# Problem statement:
Reproduce the records below exactly as they appear, omitting any pictures they contain.

# Records to use:
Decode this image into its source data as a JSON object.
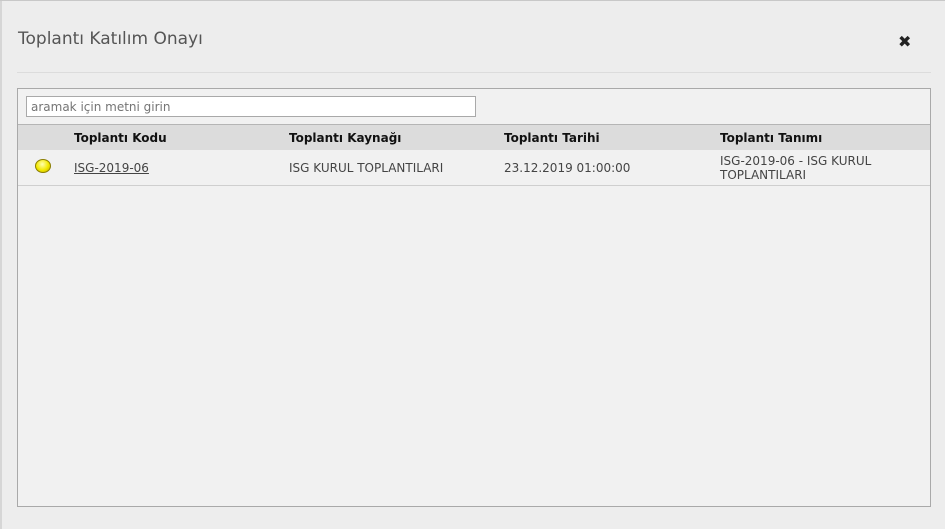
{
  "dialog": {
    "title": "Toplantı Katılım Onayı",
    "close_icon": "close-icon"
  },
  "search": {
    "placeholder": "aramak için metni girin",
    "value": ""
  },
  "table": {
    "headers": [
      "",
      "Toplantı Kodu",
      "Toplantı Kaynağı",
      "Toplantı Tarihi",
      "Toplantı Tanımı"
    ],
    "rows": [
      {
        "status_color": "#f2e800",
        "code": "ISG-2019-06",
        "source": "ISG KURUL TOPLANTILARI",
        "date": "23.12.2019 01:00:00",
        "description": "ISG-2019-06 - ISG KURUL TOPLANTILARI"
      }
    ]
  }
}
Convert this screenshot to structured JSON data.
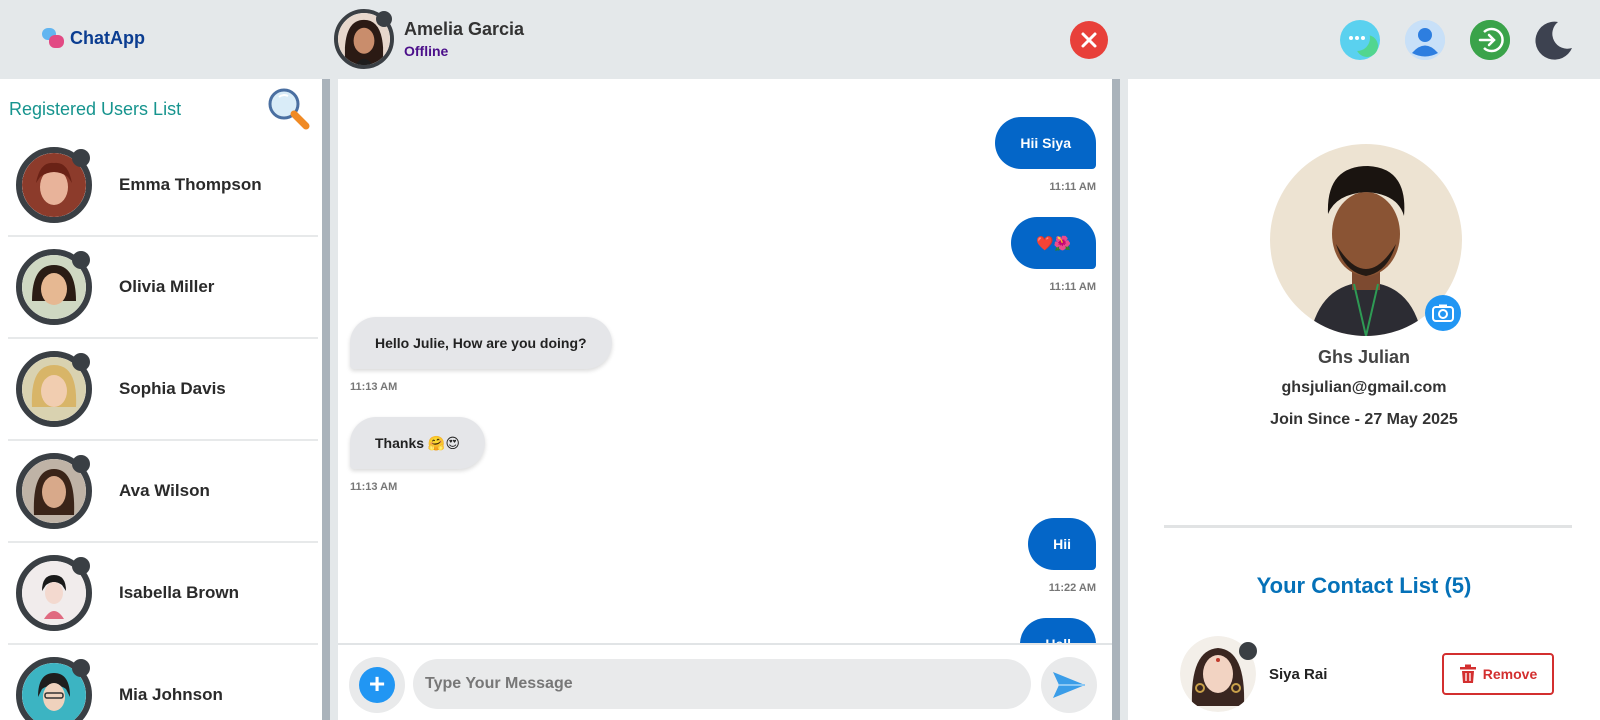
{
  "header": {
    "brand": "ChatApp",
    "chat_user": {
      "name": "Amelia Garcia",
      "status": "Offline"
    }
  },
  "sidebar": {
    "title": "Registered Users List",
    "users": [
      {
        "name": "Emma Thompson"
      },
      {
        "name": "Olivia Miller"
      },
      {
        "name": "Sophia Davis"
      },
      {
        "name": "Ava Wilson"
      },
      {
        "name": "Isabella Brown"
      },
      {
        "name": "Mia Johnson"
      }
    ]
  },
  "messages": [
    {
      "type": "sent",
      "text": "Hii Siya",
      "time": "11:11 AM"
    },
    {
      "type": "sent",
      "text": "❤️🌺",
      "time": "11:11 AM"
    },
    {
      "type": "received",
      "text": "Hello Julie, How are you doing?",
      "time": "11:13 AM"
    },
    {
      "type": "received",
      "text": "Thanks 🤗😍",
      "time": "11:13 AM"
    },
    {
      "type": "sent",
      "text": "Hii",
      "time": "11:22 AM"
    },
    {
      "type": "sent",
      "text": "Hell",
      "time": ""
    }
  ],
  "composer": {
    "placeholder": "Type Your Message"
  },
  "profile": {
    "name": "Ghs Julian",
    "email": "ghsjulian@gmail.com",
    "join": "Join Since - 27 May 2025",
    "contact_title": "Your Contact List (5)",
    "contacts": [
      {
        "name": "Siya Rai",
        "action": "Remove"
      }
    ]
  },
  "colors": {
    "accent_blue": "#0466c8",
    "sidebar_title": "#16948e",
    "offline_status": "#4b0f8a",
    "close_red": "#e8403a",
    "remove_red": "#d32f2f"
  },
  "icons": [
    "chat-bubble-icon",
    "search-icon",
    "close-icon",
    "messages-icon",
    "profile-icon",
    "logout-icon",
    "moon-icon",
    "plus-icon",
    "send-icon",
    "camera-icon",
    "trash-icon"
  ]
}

# Correct answer:
Decode this image into its source data as a JSON object.
{
  "dialog": {
    "title": "Toplantı Katılım Onayı",
    "close_icon": "close-icon"
  },
  "search": {
    "placeholder": "aramak için metni girin",
    "value": ""
  },
  "table": {
    "headers": [
      "",
      "Toplantı Kodu",
      "Toplantı Kaynağı",
      "Toplantı Tarihi",
      "Toplantı Tanımı"
    ],
    "rows": [
      {
        "status_color": "#f2e800",
        "code": "ISG-2019-06",
        "source": "ISG KURUL TOPLANTILARI",
        "date": "23.12.2019 01:00:00",
        "description": "ISG-2019-06 - ISG KURUL TOPLANTILARI"
      }
    ]
  }
}
Convert this screenshot to structured JSON data.
{
  "header": {
    "brand": "ChatApp",
    "chat_user": {
      "name": "Amelia Garcia",
      "status": "Offline"
    }
  },
  "sidebar": {
    "title": "Registered Users List",
    "users": [
      {
        "name": "Emma Thompson"
      },
      {
        "name": "Olivia Miller"
      },
      {
        "name": "Sophia Davis"
      },
      {
        "name": "Ava Wilson"
      },
      {
        "name": "Isabella Brown"
      },
      {
        "name": "Mia Johnson"
      }
    ]
  },
  "messages": [
    {
      "type": "sent",
      "text": "Hii Siya",
      "time": "11:11 AM"
    },
    {
      "type": "sent",
      "text": "❤️🌺",
      "time": "11:11 AM"
    },
    {
      "type": "received",
      "text": "Hello Julie, How are you doing?",
      "time": "11:13 AM"
    },
    {
      "type": "received",
      "text": "Thanks 🤗😍",
      "time": "11:13 AM"
    },
    {
      "type": "sent",
      "text": "Hii",
      "time": "11:22 AM"
    },
    {
      "type": "sent",
      "text": "Hell",
      "time": ""
    }
  ],
  "composer": {
    "placeholder": "Type Your Message"
  },
  "profile": {
    "name": "Ghs Julian",
    "email": "ghsjulian@gmail.com",
    "join": "Join Since - 27 May 2025",
    "contact_title": "Your Contact List (5)",
    "contacts": [
      {
        "name": "Siya Rai",
        "action": "Remove"
      }
    ]
  },
  "colors": {
    "accent_blue": "#0466c8",
    "sidebar_title": "#16948e",
    "offline_status": "#4b0f8a",
    "close_red": "#e8403a",
    "remove_red": "#d32f2f"
  },
  "icons": [
    "chat-bubble-icon",
    "search-icon",
    "close-icon",
    "messages-icon",
    "profile-icon",
    "logout-icon",
    "moon-icon",
    "plus-icon",
    "send-icon",
    "camera-icon",
    "trash-icon"
  ]
}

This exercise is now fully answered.